Reproduce the records below in full and without edits, omitting images.

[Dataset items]
──────────

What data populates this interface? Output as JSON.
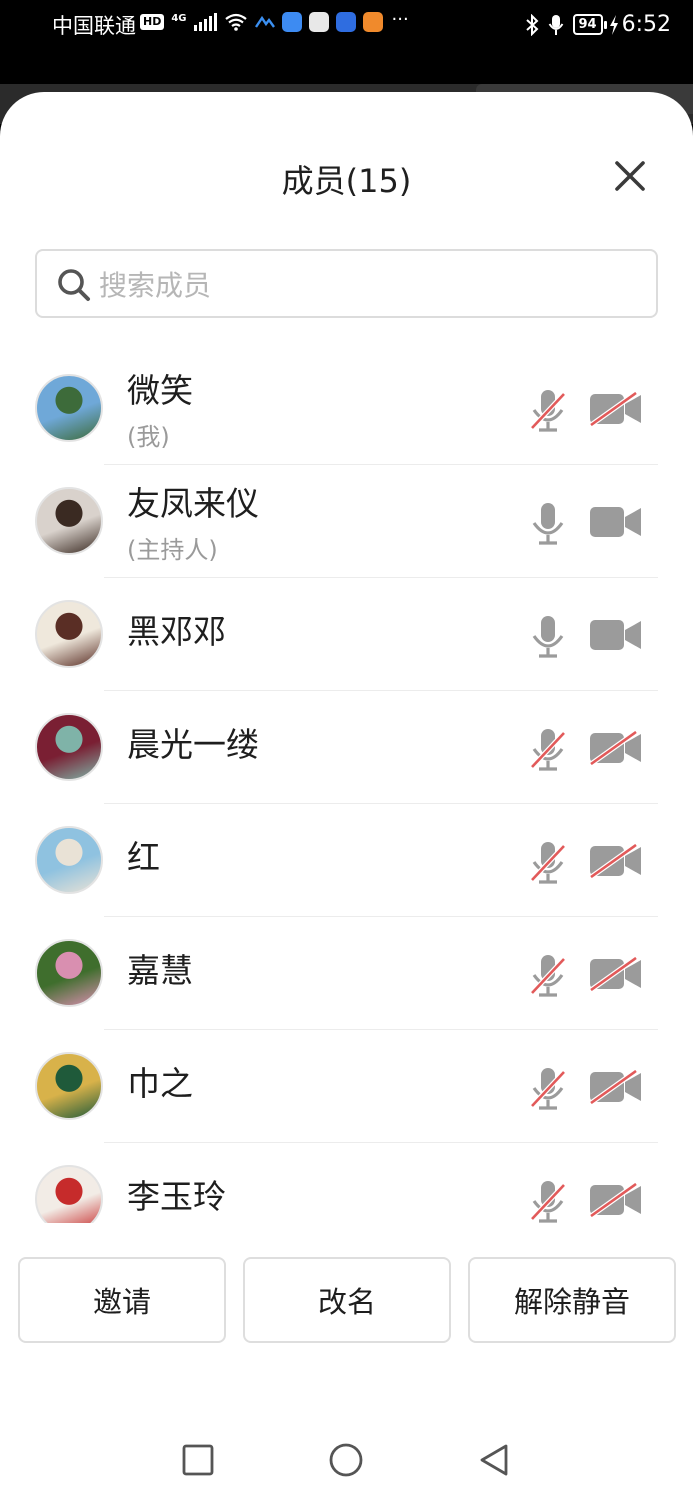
{
  "status_bar": {
    "carrier": "中国联通",
    "hd_badge": "HD",
    "network": "4G",
    "battery": "94",
    "time": "6:52",
    "more": "···",
    "icons": [
      "hd-icon",
      "signal-icon",
      "wifi-icon",
      "app-icon",
      "cloud-app-icon",
      "shield-app-icon",
      "bulb-app-icon",
      "play-app-icon",
      "bluetooth-icon",
      "microphone-icon",
      "battery-icon",
      "charging-icon"
    ]
  },
  "sheet": {
    "title": "成员(15)",
    "close_icon": "close-icon"
  },
  "search": {
    "placeholder": "搜索成员",
    "value": "",
    "icon": "search-icon"
  },
  "members": [
    {
      "name": "微笑",
      "role": "(我)",
      "mic_muted": true,
      "cam_off": true,
      "avatar_colors": [
        "#6fa8d8",
        "#3d6b3a"
      ]
    },
    {
      "name": "友凤来仪",
      "role": "(主持人)",
      "mic_muted": false,
      "cam_off": false,
      "avatar_colors": [
        "#d9d2cc",
        "#3a2a22"
      ]
    },
    {
      "name": "黑邓邓",
      "role": "",
      "mic_muted": false,
      "cam_off": false,
      "avatar_colors": [
        "#efe8dc",
        "#5a2e25"
      ]
    },
    {
      "name": "晨光一缕",
      "role": "",
      "mic_muted": true,
      "cam_off": true,
      "avatar_colors": [
        "#7a1f33",
        "#7fb3a8"
      ]
    },
    {
      "name": "红",
      "role": "",
      "mic_muted": true,
      "cam_off": true,
      "avatar_colors": [
        "#8fc2e0",
        "#e9e2d6"
      ]
    },
    {
      "name": "嘉慧",
      "role": "",
      "mic_muted": true,
      "cam_off": true,
      "avatar_colors": [
        "#3f6e2d",
        "#d98fb0"
      ]
    },
    {
      "name": "巾之",
      "role": "",
      "mic_muted": true,
      "cam_off": true,
      "avatar_colors": [
        "#d8b24a",
        "#1f5a3a"
      ]
    },
    {
      "name": "李玉玲",
      "role": "",
      "mic_muted": true,
      "cam_off": true,
      "avatar_colors": [
        "#f2ece6",
        "#c62b2b"
      ]
    }
  ],
  "actions": {
    "invite": "邀请",
    "rename": "改名",
    "unmute": "解除静音"
  },
  "nav": {
    "recents_icon": "square-recents-icon",
    "home_icon": "circle-home-icon",
    "back_icon": "triangle-back-icon"
  },
  "colors": {
    "muted_slash": "#e25a5a",
    "icon_gray": "#9b9b9b",
    "border": "#dedede"
  }
}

──────────

▸ **The completed task**
What data populates this interface? Output as JSON.
{
  "status_bar": {
    "carrier": "中国联通",
    "hd_badge": "HD",
    "network": "4G",
    "battery": "94",
    "time": "6:52",
    "more": "···",
    "icons": [
      "hd-icon",
      "signal-icon",
      "wifi-icon",
      "app-icon",
      "cloud-app-icon",
      "shield-app-icon",
      "bulb-app-icon",
      "play-app-icon",
      "bluetooth-icon",
      "microphone-icon",
      "battery-icon",
      "charging-icon"
    ]
  },
  "sheet": {
    "title": "成员(15)",
    "close_icon": "close-icon"
  },
  "search": {
    "placeholder": "搜索成员",
    "value": "",
    "icon": "search-icon"
  },
  "members": [
    {
      "name": "微笑",
      "role": "(我)",
      "mic_muted": true,
      "cam_off": true,
      "avatar_colors": [
        "#6fa8d8",
        "#3d6b3a"
      ]
    },
    {
      "name": "友凤来仪",
      "role": "(主持人)",
      "mic_muted": false,
      "cam_off": false,
      "avatar_colors": [
        "#d9d2cc",
        "#3a2a22"
      ]
    },
    {
      "name": "黑邓邓",
      "role": "",
      "mic_muted": false,
      "cam_off": false,
      "avatar_colors": [
        "#efe8dc",
        "#5a2e25"
      ]
    },
    {
      "name": "晨光一缕",
      "role": "",
      "mic_muted": true,
      "cam_off": true,
      "avatar_colors": [
        "#7a1f33",
        "#7fb3a8"
      ]
    },
    {
      "name": "红",
      "role": "",
      "mic_muted": true,
      "cam_off": true,
      "avatar_colors": [
        "#8fc2e0",
        "#e9e2d6"
      ]
    },
    {
      "name": "嘉慧",
      "role": "",
      "mic_muted": true,
      "cam_off": true,
      "avatar_colors": [
        "#3f6e2d",
        "#d98fb0"
      ]
    },
    {
      "name": "巾之",
      "role": "",
      "mic_muted": true,
      "cam_off": true,
      "avatar_colors": [
        "#d8b24a",
        "#1f5a3a"
      ]
    },
    {
      "name": "李玉玲",
      "role": "",
      "mic_muted": true,
      "cam_off": true,
      "avatar_colors": [
        "#f2ece6",
        "#c62b2b"
      ]
    }
  ],
  "actions": {
    "invite": "邀请",
    "rename": "改名",
    "unmute": "解除静音"
  },
  "nav": {
    "recents_icon": "square-recents-icon",
    "home_icon": "circle-home-icon",
    "back_icon": "triangle-back-icon"
  },
  "colors": {
    "muted_slash": "#e25a5a",
    "icon_gray": "#9b9b9b",
    "border": "#dedede"
  }
}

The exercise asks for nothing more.